[Dataset entries on figures]
*****
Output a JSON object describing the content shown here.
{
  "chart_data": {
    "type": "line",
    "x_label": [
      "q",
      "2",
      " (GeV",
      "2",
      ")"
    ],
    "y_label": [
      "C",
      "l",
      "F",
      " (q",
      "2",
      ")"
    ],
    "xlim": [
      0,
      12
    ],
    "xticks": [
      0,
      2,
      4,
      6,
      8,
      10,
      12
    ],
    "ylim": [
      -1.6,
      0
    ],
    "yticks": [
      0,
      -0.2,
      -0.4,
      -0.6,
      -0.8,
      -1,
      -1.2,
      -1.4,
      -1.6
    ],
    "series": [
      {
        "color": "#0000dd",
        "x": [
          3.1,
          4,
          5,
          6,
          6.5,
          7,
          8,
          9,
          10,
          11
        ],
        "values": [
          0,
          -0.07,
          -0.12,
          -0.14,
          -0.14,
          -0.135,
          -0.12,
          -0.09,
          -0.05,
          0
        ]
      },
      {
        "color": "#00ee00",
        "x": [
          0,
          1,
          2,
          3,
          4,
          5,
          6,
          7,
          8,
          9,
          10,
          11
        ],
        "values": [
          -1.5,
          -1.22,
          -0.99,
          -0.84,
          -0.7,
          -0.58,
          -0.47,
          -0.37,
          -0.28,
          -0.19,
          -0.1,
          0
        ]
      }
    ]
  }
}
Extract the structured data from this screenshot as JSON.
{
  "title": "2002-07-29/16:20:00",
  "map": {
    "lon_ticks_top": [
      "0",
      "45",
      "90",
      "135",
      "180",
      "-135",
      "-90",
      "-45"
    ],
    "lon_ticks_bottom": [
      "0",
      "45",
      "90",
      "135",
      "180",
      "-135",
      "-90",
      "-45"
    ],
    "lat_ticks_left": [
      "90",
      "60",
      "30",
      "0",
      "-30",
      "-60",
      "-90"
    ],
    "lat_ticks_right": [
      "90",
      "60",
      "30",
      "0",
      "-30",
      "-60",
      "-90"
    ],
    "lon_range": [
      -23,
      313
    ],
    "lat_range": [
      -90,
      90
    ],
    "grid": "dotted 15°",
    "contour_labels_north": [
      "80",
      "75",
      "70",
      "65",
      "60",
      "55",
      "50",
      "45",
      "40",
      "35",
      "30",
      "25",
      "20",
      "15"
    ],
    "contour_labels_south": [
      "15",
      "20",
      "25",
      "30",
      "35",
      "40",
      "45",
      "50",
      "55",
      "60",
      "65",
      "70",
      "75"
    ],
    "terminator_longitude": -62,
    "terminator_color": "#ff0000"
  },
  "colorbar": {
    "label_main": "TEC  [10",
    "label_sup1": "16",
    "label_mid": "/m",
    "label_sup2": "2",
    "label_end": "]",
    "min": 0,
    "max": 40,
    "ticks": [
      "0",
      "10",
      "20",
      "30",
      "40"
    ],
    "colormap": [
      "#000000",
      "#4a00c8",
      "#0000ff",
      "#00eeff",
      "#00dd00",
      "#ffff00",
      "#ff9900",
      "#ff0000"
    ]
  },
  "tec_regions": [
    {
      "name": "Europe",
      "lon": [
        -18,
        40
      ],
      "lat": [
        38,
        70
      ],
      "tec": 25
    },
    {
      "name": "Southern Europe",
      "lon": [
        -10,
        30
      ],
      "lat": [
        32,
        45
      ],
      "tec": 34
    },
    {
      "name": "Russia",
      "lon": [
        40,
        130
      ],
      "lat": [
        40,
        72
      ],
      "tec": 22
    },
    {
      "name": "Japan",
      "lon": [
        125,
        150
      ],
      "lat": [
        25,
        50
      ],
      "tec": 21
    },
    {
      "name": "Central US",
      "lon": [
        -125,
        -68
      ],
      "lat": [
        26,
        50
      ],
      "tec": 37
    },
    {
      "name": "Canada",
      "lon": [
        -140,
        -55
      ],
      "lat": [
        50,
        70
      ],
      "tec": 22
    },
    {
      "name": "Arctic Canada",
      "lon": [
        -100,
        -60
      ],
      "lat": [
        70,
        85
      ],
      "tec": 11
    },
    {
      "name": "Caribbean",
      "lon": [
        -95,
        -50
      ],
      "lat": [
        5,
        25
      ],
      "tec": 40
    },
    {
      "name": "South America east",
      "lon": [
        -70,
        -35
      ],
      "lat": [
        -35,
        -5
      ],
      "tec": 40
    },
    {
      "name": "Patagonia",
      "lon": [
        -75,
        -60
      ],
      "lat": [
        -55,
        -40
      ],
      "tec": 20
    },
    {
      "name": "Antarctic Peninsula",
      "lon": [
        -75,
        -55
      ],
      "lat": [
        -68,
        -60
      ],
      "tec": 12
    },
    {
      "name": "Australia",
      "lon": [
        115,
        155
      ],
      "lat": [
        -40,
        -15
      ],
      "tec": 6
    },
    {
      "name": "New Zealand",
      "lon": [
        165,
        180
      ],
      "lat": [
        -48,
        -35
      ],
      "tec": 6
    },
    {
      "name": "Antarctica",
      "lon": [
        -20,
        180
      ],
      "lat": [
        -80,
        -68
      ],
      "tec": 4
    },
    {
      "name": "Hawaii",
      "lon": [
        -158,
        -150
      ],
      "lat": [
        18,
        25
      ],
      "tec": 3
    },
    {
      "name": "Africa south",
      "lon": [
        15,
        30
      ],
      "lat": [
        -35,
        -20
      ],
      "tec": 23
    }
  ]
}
*****
*INSTRUCTIONS FOR THE TASK*
Copy all the records above precisely.

*SOLUTION TO THE EXERCISE*
Output a JSON object describing the content shown here.
{
  "chart_data": {
    "type": "line",
    "x_label": [
      "q",
      "2",
      " (GeV",
      "2",
      ")"
    ],
    "y_label": [
      "C",
      "l",
      "F",
      " (q",
      "2",
      ")"
    ],
    "xlim": [
      0,
      12
    ],
    "xticks": [
      0,
      2,
      4,
      6,
      8,
      10,
      12
    ],
    "ylim": [
      -1.6,
      0
    ],
    "yticks": [
      0,
      -0.2,
      -0.4,
      -0.6,
      -0.8,
      -1,
      -1.2,
      -1.4,
      -1.6
    ],
    "series": [
      {
        "color": "#0000dd",
        "x": [
          3.1,
          4,
          5,
          6,
          6.5,
          7,
          8,
          9,
          10,
          11
        ],
        "values": [
          0,
          -0.07,
          -0.12,
          -0.14,
          -0.14,
          -0.135,
          -0.12,
          -0.09,
          -0.05,
          0
        ]
      },
      {
        "color": "#00ee00",
        "x": [
          0,
          1,
          2,
          3,
          4,
          5,
          6,
          7,
          8,
          9,
          10,
          11
        ],
        "values": [
          -1.5,
          -1.22,
          -0.99,
          -0.84,
          -0.7,
          -0.58,
          -0.47,
          -0.37,
          -0.28,
          -0.19,
          -0.1,
          0
        ]
      }
    ]
  }
}
Extract the structured data from this screenshot as JSON.
{
  "title": "2002-07-29/16:20:00",
  "map": {
    "lon_ticks_top": [
      "0",
      "45",
      "90",
      "135",
      "180",
      "-135",
      "-90",
      "-45"
    ],
    "lon_ticks_bottom": [
      "0",
      "45",
      "90",
      "135",
      "180",
      "-135",
      "-90",
      "-45"
    ],
    "lat_ticks_left": [
      "90",
      "60",
      "30",
      "0",
      "-30",
      "-60",
      "-90"
    ],
    "lat_ticks_right": [
      "90",
      "60",
      "30",
      "0",
      "-30",
      "-60",
      "-90"
    ],
    "lon_range": [
      -23,
      313
    ],
    "lat_range": [
      -90,
      90
    ],
    "grid": "dotted 15°",
    "contour_labels_north": [
      "80",
      "75",
      "70",
      "65",
      "60",
      "55",
      "50",
      "45",
      "40",
      "35",
      "30",
      "25",
      "20",
      "15"
    ],
    "contour_labels_south": [
      "15",
      "20",
      "25",
      "30",
      "35",
      "40",
      "45",
      "50",
      "55",
      "60",
      "65",
      "70",
      "75"
    ],
    "terminator_longitude": -62,
    "terminator_color": "#ff0000"
  },
  "colorbar": {
    "label_main": "TEC  [10",
    "label_sup1": "16",
    "label_mid": "/m",
    "label_sup2": "2",
    "label_end": "]",
    "min": 0,
    "max": 40,
    "ticks": [
      "0",
      "10",
      "20",
      "30",
      "40"
    ],
    "colormap": [
      "#000000",
      "#4a00c8",
      "#0000ff",
      "#00eeff",
      "#00dd00",
      "#ffff00",
      "#ff9900",
      "#ff0000"
    ]
  },
  "tec_regions": [
    {
      "name": "Europe",
      "lon": [
        -18,
        40
      ],
      "lat": [
        38,
        70
      ],
      "tec": 25
    },
    {
      "name": "Southern Europe",
      "lon": [
        -10,
        30
      ],
      "lat": [
        32,
        45
      ],
      "tec": 34
    },
    {
      "name": "Russia",
      "lon": [
        40,
        130
      ],
      "lat": [
        40,
        72
      ],
      "tec": 22
    },
    {
      "name": "Japan",
      "lon": [
        125,
        150
      ],
      "lat": [
        25,
        50
      ],
      "tec": 21
    },
    {
      "name": "Central US",
      "lon": [
        -125,
        -68
      ],
      "lat": [
        26,
        50
      ],
      "tec": 37
    },
    {
      "name": "Canada",
      "lon": [
        -140,
        -55
      ],
      "lat": [
        50,
        70
      ],
      "tec": 22
    },
    {
      "name": "Arctic Canada",
      "lon": [
        -100,
        -60
      ],
      "lat": [
        70,
        85
      ],
      "tec": 11
    },
    {
      "name": "Caribbean",
      "lon": [
        -95,
        -50
      ],
      "lat": [
        5,
        25
      ],
      "tec": 40
    },
    {
      "name": "South America east",
      "lon": [
        -70,
        -35
      ],
      "lat": [
        -35,
        -5
      ],
      "tec": 40
    },
    {
      "name": "Patagonia",
      "lon": [
        -75,
        -60
      ],
      "lat": [
        -55,
        -40
      ],
      "tec": 20
    },
    {
      "name": "Antarctic Peninsula",
      "lon": [
        -75,
        -55
      ],
      "lat": [
        -68,
        -60
      ],
      "tec": 12
    },
    {
      "name": "Australia",
      "lon": [
        115,
        155
      ],
      "lat": [
        -40,
        -15
      ],
      "tec": 6
    },
    {
      "name": "New Zealand",
      "lon": [
        165,
        180
      ],
      "lat": [
        -48,
        -35
      ],
      "tec": 6
    },
    {
      "name": "Antarctica",
      "lon": [
        -20,
        180
      ],
      "lat": [
        -80,
        -68
      ],
      "tec": 4
    },
    {
      "name": "Hawaii",
      "lon": [
        -158,
        -150
      ],
      "lat": [
        18,
        25
      ],
      "tec": 3
    },
    {
      "name": "Africa south",
      "lon": [
        15,
        30
      ],
      "lat": [
        -35,
        -20
      ],
      "tec": 23
    }
  ]
}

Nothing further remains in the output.